Prompt -
Leave every picture behind and copy the rest of the entries below exactly.

Data in this exercise -
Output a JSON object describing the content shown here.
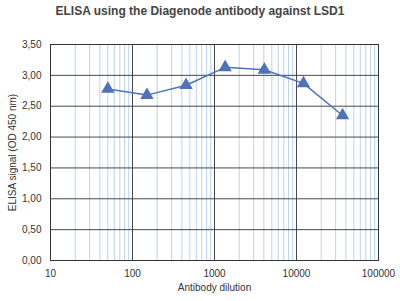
{
  "chart_data": {
    "type": "line",
    "title": "ELISA using the Diagenode antibody against LSD1",
    "xlabel": "Antibody dilution",
    "ylabel": "ELISA signal (OD 450 nm)",
    "x": [
      50,
      150,
      450,
      1350,
      4050,
      12150,
      36450
    ],
    "values": [
      2.78,
      2.68,
      2.84,
      3.13,
      3.09,
      2.87,
      2.35
    ],
    "color": "#4f72b8",
    "marker": "triangle",
    "line_style": "solid",
    "log": "x",
    "grid": true,
    "xlim": [
      10,
      100000
    ],
    "xticks": [
      10,
      100,
      1000,
      10000,
      100000
    ],
    "ylim": [
      0,
      3.5
    ],
    "yticks": [
      {
        "value": 0,
        "label": "0,00"
      },
      {
        "value": 0.5,
        "label": "0,50"
      },
      {
        "value": 1,
        "label": "1,00"
      },
      {
        "value": 1.5,
        "label": "1,50"
      },
      {
        "value": 2,
        "label": "2,00"
      },
      {
        "value": 2.5,
        "label": "2,50"
      },
      {
        "value": 3,
        "label": "3,00"
      },
      {
        "value": 3.5,
        "label": "3,50"
      }
    ]
  }
}
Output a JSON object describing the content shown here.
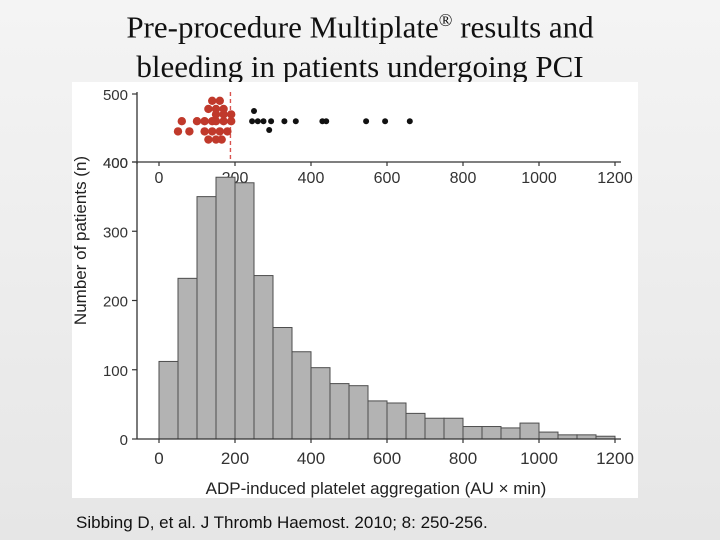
{
  "slide": {
    "title_line1": "Pre-procedure Multiplate",
    "title_sup": "®",
    "title_line1_tail": " results and",
    "title_line2": "bleeding in patients undergoing PCI",
    "citation": "Sibbing D, et al. J Thromb Haemost. 2010; 8: 250-256."
  },
  "colors": {
    "bar_fill": "#b3b3b3",
    "bar_stroke": "#4d4d4d",
    "bleed_red": "#c0392b",
    "bleed_black": "#111111",
    "cutoff_line": "#d9534f"
  },
  "chart_data": [
    {
      "type": "scatter",
      "x_ticks": [
        "0",
        "200",
        "400",
        "600",
        "800",
        "1000",
        "1200"
      ],
      "y_ticks": [
        "400",
        "500"
      ],
      "xlim": [
        0,
        1200
      ],
      "cutoff_x": 188,
      "series": [
        {
          "color": "red",
          "points": [
            [
              60,
              460
            ],
            [
              100,
              460
            ],
            [
              120,
              460
            ],
            [
              140,
              460
            ],
            [
              150,
              460
            ],
            [
              170,
              460
            ],
            [
              190,
              460
            ],
            [
              130,
              478
            ],
            [
              150,
              478
            ],
            [
              170,
              478
            ],
            [
              50,
              445
            ],
            [
              80,
              445
            ],
            [
              120,
              445
            ],
            [
              140,
              445
            ],
            [
              160,
              445
            ],
            [
              180,
              445
            ],
            [
              130,
              433
            ],
            [
              150,
              433
            ],
            [
              165,
              433
            ],
            [
              140,
              490
            ],
            [
              160,
              490
            ],
            [
              150,
              470
            ],
            [
              170,
              470
            ],
            [
              190,
              470
            ]
          ]
        },
        {
          "color": "black",
          "points": [
            [
              245,
              460
            ],
            [
              260,
              460
            ],
            [
              275,
              460
            ],
            [
              295,
              460
            ],
            [
              330,
              460
            ],
            [
              360,
              460
            ],
            [
              430,
              460
            ],
            [
              440,
              460
            ],
            [
              545,
              460
            ],
            [
              595,
              460
            ],
            [
              660,
              460
            ],
            [
              250,
              475
            ],
            [
              290,
              447
            ]
          ]
        }
      ]
    },
    {
      "type": "bar",
      "xlabel": "ADP-induced platelet aggregation (AU × min)",
      "ylabel": "Number of patients (n)",
      "xlim": [
        0,
        1200
      ],
      "ylim": [
        0,
        400
      ],
      "x_ticks": [
        "0",
        "200",
        "400",
        "600",
        "800",
        "1000",
        "1200"
      ],
      "y_ticks": [
        "0",
        "100",
        "200",
        "300",
        "400"
      ],
      "bin_width": 50,
      "bin_starts": [
        0,
        50,
        100,
        150,
        200,
        250,
        300,
        350,
        400,
        450,
        500,
        550,
        600,
        650,
        700,
        750,
        800,
        850,
        900,
        950,
        1000,
        1050,
        1100,
        1150
      ],
      "values": [
        112,
        232,
        350,
        378,
        370,
        236,
        161,
        126,
        103,
        80,
        77,
        55,
        52,
        37,
        30,
        30,
        18,
        18,
        16,
        23,
        10,
        6,
        6,
        4
      ]
    }
  ]
}
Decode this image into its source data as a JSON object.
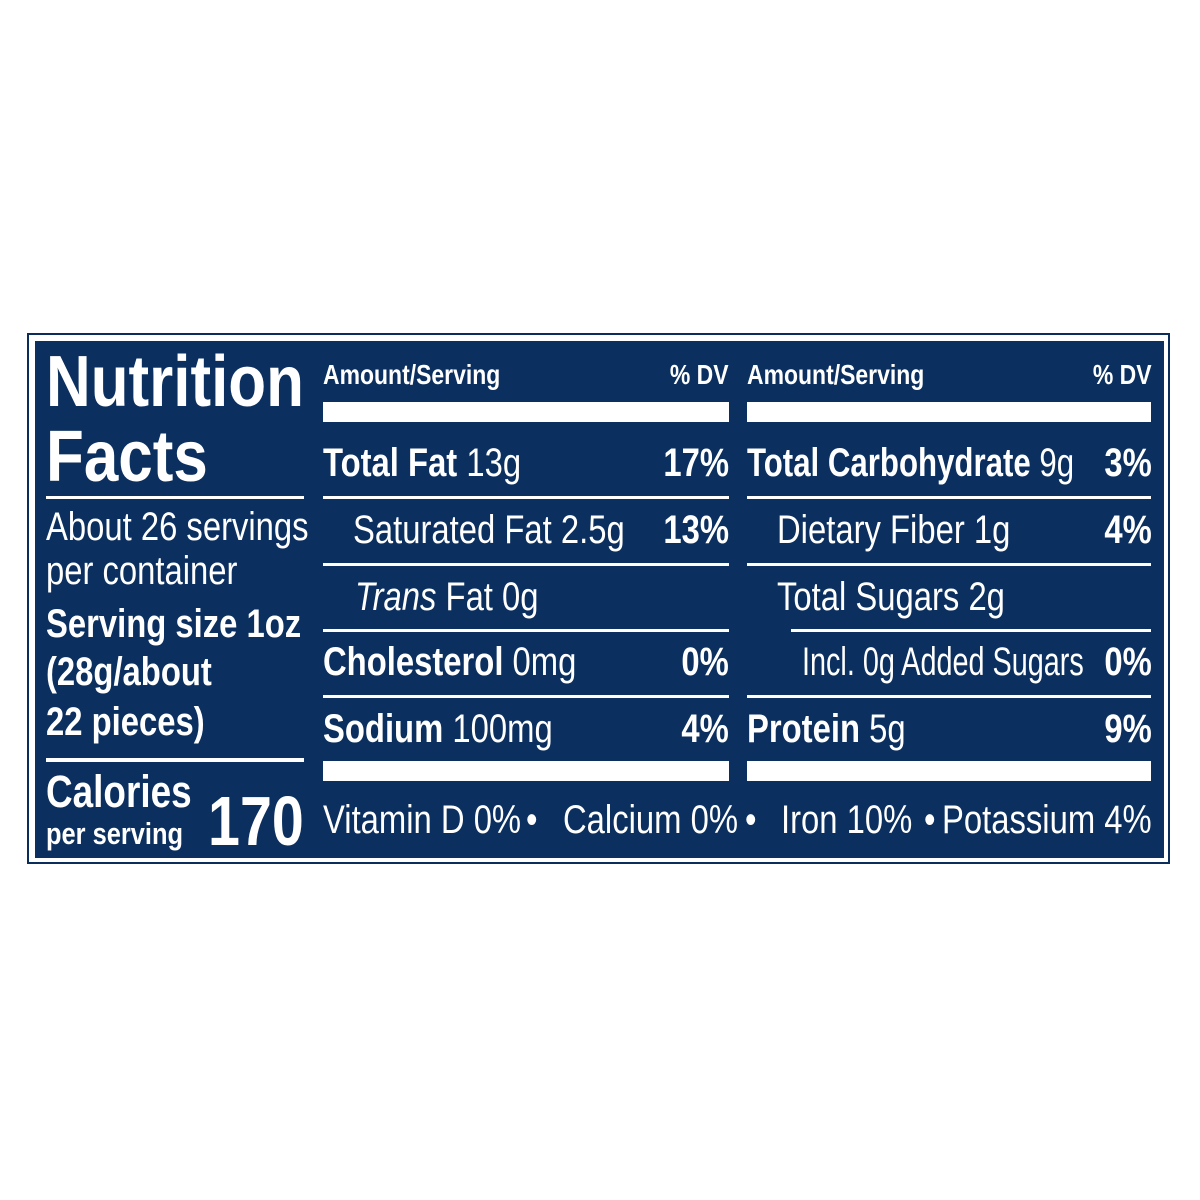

Task solution -
Output a JSON object describing the content shown here.
{
  "chart_data": {
    "type": "line",
    "title": "ELISA using the Diagenode antibody against LSD1",
    "xlabel": "Antibody dilution",
    "ylabel": "ELISA signal (OD 450 nm)",
    "x": [
      50,
      150,
      450,
      1350,
      4050,
      12150,
      36450
    ],
    "values": [
      2.78,
      2.68,
      2.84,
      3.13,
      3.09,
      2.87,
      2.35
    ],
    "color": "#4f72b8",
    "marker": "triangle",
    "line_style": "solid",
    "log": "x",
    "grid": true,
    "xlim": [
      10,
      100000
    ],
    "xticks": [
      10,
      100,
      1000,
      10000,
      100000
    ],
    "ylim": [
      0,
      3.5
    ],
    "yticks": [
      {
        "value": 0,
        "label": "0,00"
      },
      {
        "value": 0.5,
        "label": "0,50"
      },
      {
        "value": 1,
        "label": "1,00"
      },
      {
        "value": 1.5,
        "label": "1,50"
      },
      {
        "value": 2,
        "label": "2,00"
      },
      {
        "value": 2.5,
        "label": "2,50"
      },
      {
        "value": 3,
        "label": "3,00"
      },
      {
        "value": 3.5,
        "label": "3,50"
      }
    ]
  }
}
Output a JSON object describing the content shown here.
{
  "slide": {
    "title_line1": "Pre-procedure Multiplate",
    "title_sup": "®",
    "title_line1_tail": " results and",
    "title_line2": "bleeding in patients undergoing PCI",
    "citation": "Sibbing D, et al. J Thromb Haemost. 2010; 8: 250-256."
  },
  "colors": {
    "bar_fill": "#b3b3b3",
    "bar_stroke": "#4d4d4d",
    "bleed_red": "#c0392b",
    "bleed_black": "#111111",
    "cutoff_line": "#d9534f"
  },
  "chart_data": [
    {
      "type": "scatter",
      "x_ticks": [
        "0",
        "200",
        "400",
        "600",
        "800",
        "1000",
        "1200"
      ],
      "y_ticks": [
        "400",
        "500"
      ],
      "xlim": [
        0,
        1200
      ],
      "cutoff_x": 188,
      "series": [
        {
          "color": "red",
          "points": [
            [
              60,
              460
            ],
            [
              100,
              460
            ],
            [
              120,
              460
            ],
            [
              140,
              460
            ],
            [
              150,
              460
            ],
            [
              170,
              460
            ],
            [
              190,
              460
            ],
            [
              130,
              478
            ],
            [
              150,
              478
            ],
            [
              170,
              478
            ],
            [
              50,
              445
            ],
            [
              80,
              445
            ],
            [
              120,
              445
            ],
            [
              140,
              445
            ],
            [
              160,
              445
            ],
            [
              180,
              445
            ],
            [
              130,
              433
            ],
            [
              150,
              433
            ],
            [
              165,
              433
            ],
            [
              140,
              490
            ],
            [
              160,
              490
            ],
            [
              150,
              470
            ],
            [
              170,
              470
            ],
            [
              190,
              470
            ]
          ]
        },
        {
          "color": "black",
          "points": [
            [
              245,
              460
            ],
            [
              260,
              460
            ],
            [
              275,
              460
            ],
            [
              295,
              460
            ],
            [
              330,
              460
            ],
            [
              360,
              460
            ],
            [
              430,
              460
            ],
            [
              440,
              460
            ],
            [
              545,
              460
            ],
            [
              595,
              460
            ],
            [
              660,
              460
            ],
            [
              250,
              475
            ],
            [
              290,
              447
            ]
          ]
        }
      ]
    },
    {
      "type": "bar",
      "xlabel": "ADP-induced platelet aggregation (AU × min)",
      "ylabel": "Number of patients (n)",
      "xlim": [
        0,
        1200
      ],
      "ylim": [
        0,
        400
      ],
      "x_ticks": [
        "0",
        "200",
        "400",
        "600",
        "800",
        "1000",
        "1200"
      ],
      "y_ticks": [
        "0",
        "100",
        "200",
        "300",
        "400"
      ],
      "bin_width": 50,
      "bin_starts": [
        0,
        50,
        100,
        150,
        200,
        250,
        300,
        350,
        400,
        450,
        500,
        550,
        600,
        650,
        700,
        750,
        800,
        850,
        900,
        950,
        1000,
        1050,
        1100,
        1150
      ],
      "values": [
        112,
        232,
        350,
        378,
        370,
        236,
        161,
        126,
        103,
        80,
        77,
        55,
        52,
        37,
        30,
        30,
        18,
        18,
        16,
        23,
        10,
        6,
        6,
        4
      ]
    }
  ]
}
Decode this image into its source data as a JSON object.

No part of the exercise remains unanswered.